* PROBLEM STATEMENT *
In the data that follows, count each line holding the string "hukuki"; answer with the number only.

Data entries
◇ ◇ ◇ ◇ ◇
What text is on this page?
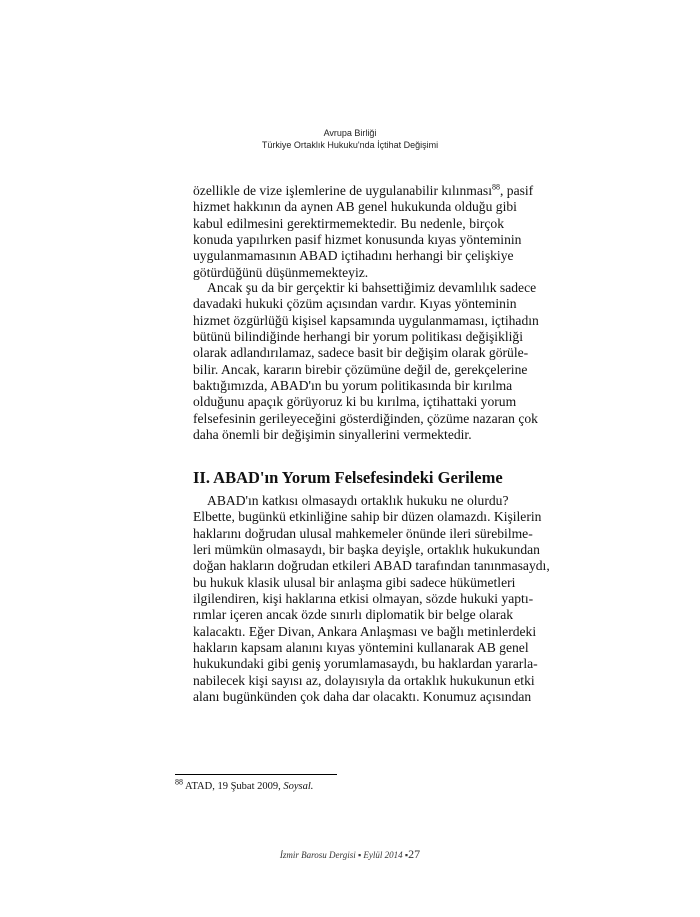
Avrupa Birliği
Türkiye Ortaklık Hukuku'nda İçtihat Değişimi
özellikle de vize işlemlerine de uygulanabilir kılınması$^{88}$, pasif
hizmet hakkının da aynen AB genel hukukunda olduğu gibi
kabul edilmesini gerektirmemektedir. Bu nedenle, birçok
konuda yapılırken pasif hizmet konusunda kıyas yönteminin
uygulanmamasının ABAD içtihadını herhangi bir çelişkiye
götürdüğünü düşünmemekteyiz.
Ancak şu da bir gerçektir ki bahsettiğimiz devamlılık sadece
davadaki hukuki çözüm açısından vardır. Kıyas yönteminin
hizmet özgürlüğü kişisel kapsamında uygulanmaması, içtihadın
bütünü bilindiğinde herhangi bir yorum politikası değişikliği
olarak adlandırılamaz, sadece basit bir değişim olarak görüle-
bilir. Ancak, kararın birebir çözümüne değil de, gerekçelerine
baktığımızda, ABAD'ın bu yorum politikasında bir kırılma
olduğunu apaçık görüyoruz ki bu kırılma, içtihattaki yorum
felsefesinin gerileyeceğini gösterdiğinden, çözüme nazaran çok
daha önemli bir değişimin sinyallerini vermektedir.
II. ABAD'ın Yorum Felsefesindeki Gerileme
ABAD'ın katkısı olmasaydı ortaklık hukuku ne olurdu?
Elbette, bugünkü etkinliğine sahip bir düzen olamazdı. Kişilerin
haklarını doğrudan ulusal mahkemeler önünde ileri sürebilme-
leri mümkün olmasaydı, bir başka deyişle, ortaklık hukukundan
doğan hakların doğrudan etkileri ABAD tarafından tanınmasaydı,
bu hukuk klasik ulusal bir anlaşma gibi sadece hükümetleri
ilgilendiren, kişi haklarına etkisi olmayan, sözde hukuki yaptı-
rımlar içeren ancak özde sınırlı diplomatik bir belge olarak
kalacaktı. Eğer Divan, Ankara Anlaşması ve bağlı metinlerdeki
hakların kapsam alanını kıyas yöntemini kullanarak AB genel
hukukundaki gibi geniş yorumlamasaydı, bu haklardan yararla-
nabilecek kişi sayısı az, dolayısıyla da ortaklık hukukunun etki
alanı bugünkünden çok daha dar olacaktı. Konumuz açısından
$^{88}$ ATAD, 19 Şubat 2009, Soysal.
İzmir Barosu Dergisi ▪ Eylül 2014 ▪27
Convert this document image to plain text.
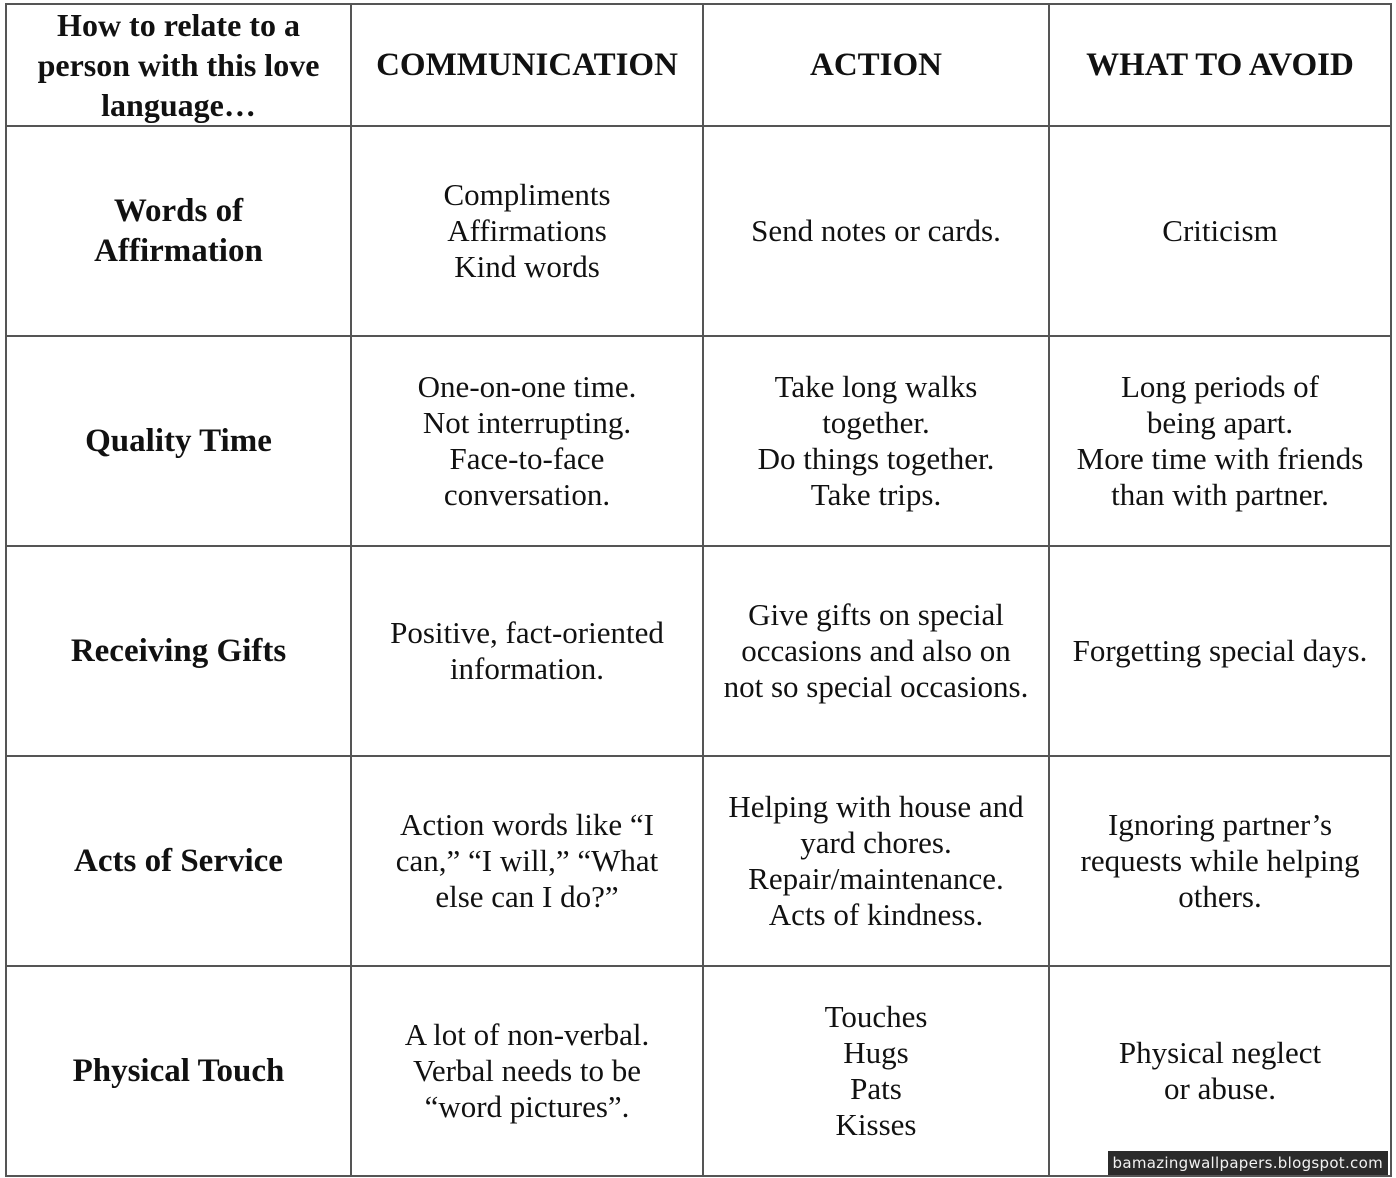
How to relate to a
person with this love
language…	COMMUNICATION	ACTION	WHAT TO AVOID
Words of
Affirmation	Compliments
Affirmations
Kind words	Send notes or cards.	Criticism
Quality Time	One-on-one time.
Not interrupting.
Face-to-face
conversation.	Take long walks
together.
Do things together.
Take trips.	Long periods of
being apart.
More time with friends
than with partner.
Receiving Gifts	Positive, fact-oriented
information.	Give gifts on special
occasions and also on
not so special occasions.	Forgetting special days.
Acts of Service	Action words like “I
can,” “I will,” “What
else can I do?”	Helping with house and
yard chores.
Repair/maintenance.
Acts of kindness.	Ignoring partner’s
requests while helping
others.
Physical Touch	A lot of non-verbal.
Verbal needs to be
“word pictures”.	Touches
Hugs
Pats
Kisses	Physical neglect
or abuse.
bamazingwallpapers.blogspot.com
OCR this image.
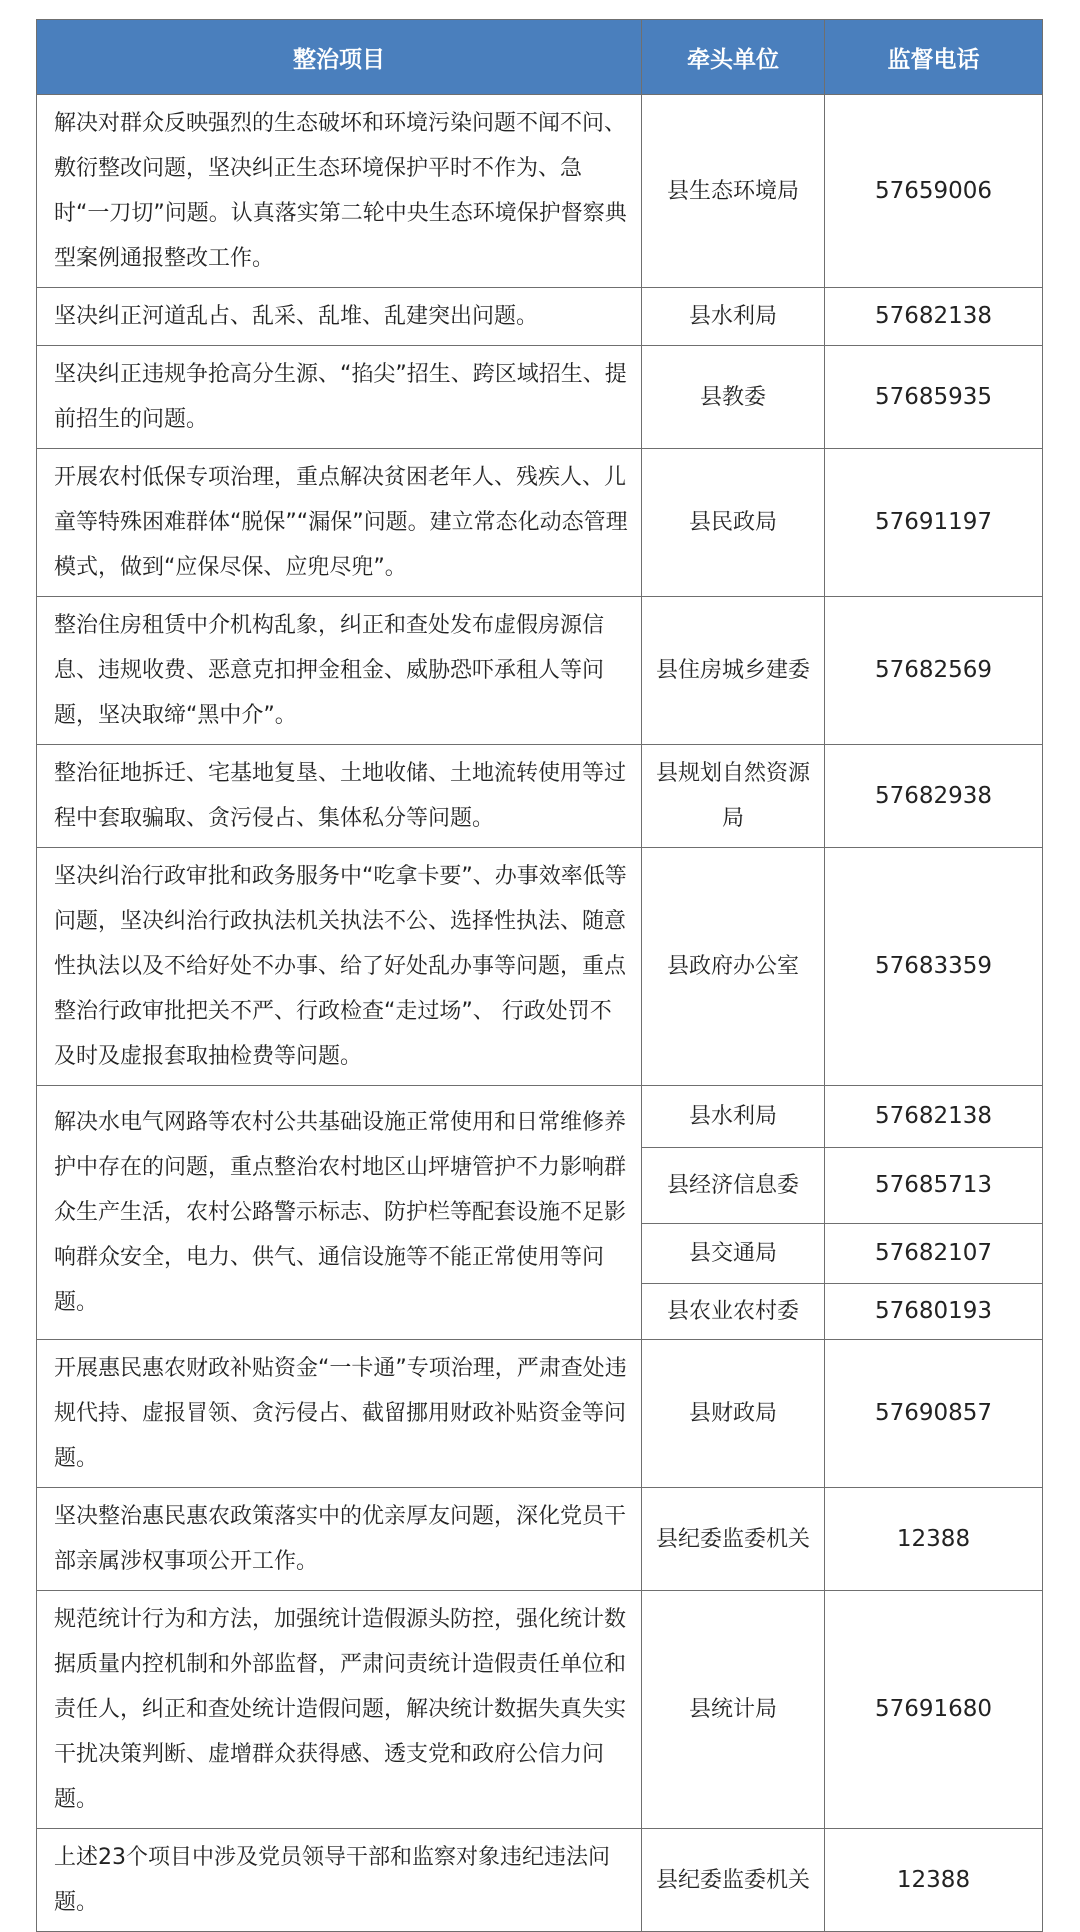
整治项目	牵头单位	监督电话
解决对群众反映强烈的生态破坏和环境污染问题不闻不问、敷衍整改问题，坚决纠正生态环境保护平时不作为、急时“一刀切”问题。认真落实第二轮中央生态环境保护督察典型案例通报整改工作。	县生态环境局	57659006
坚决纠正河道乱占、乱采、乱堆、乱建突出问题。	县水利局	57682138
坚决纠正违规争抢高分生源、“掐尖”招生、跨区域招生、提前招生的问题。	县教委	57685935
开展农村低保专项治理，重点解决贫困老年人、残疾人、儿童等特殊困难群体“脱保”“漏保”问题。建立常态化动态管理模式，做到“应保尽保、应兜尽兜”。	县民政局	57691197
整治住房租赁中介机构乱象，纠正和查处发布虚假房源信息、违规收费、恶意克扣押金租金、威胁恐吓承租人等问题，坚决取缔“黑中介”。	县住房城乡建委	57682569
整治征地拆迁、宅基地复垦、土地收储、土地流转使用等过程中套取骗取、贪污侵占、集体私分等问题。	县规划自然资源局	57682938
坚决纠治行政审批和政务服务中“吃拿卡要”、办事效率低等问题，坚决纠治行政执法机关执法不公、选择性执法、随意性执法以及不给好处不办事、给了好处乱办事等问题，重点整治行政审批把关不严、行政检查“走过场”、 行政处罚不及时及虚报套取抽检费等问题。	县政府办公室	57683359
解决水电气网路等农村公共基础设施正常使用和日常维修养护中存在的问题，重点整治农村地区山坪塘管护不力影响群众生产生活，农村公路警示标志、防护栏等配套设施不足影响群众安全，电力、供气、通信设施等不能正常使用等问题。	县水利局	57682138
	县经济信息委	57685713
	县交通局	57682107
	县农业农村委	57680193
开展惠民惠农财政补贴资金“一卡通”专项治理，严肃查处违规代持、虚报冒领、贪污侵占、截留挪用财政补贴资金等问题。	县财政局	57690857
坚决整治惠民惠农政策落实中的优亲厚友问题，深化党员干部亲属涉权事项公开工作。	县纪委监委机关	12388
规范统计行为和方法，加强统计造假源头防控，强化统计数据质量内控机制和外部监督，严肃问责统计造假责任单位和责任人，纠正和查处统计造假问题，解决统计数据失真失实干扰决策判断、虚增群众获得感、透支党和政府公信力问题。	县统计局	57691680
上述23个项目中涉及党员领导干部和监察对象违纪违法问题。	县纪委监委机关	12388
◇ ◇ ◇ ◇ ◇
* SOLUTION FOR THIS PROBLEM *
2